§ **Requirement**
Look through the records that follow. Copy every line containing the word "上海中考真题".

§ **Record excerpts**
* * *
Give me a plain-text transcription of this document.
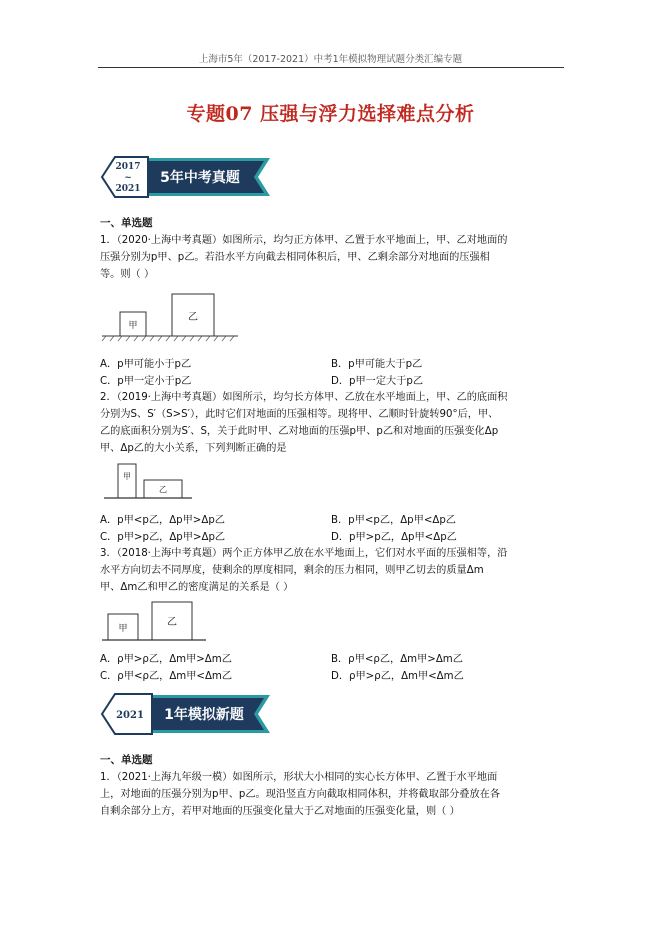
上海市5年（2017-2021）中考1年模拟物理试题分类汇编专题
专题07 压强与浮力选择难点分析
2017
~
2021
5年中考真题
一、单选题
1．（2020·上海中考真题）如图所示，均匀正方体甲、乙置于水平地面上，甲、乙对地面的
压强分别为p甲、p乙。若沿水平方向截去相同体积后，甲、乙剩余部分对地面的压强相
等。则（ ）
甲
乙
A．p甲可能小于p乙	B．p甲可能大于p乙
C．p甲一定小于p乙	D．p甲一定大于p乙
2．（2019·上海中考真题）如图所示，均匀长方体甲、乙放在水平地面上，甲、乙的底面积
分别为S、S′（S>S′），此时它们对地面的压强相等。现将甲、乙顺时针旋转90°后，甲、
乙的底面积分别为S′、S，关于此时甲、乙对地面的压强p甲、p乙和对地面的压强变化Δp
甲、Δp乙的大小关系，下列判断正确的是
甲
乙
A．p甲<p乙，Δp甲>Δp乙	B．p甲<p乙，Δp甲<Δp乙
C．p甲>p乙，Δp甲>Δp乙	D．p甲>p乙，Δp甲<Δp乙
3．（2018·上海中考真题）两个正方体甲乙放在水平地面上，它们对水平面的压强相等，沿
水平方向切去不同厚度，使剩余的厚度相同，剩余的压力相同，则甲乙切去的质量Δm
甲、Δm乙和甲乙的密度满足的关系是（ ）
甲
乙
A．ρ甲>ρ乙，Δm甲>Δm乙	B．ρ甲<ρ乙，Δm甲>Δm乙
C．ρ甲<ρ乙，Δm甲<Δm乙	D．ρ甲>ρ乙，Δm甲<Δm乙
2021 1年模拟新题
一、单选题
1．（2021·上海九年级一模）如图所示，形状大小相同的实心长方体甲、乙置于水平地面
上，对地面的压强分别为p甲、p乙。现沿竖直方向截取相同体积，并将截取部分叠放在各
自剩余部分上方，若甲对地面的压强变化量大于乙对地面的压强变化量，则（ ）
* * *
§ **Solution for this task**
1．（2020·上海中考真题）如图所示，均匀正方体甲、乙置于水平地面上，甲、乙对地面的
2．（2019·上海中考真题）如图所示，均匀长方体甲、乙放在水平地面上，甲、乙的底面积
3．（2018·上海中考真题）两个正方体甲乙放在水平地面上，它们对水平面的压强相等，沿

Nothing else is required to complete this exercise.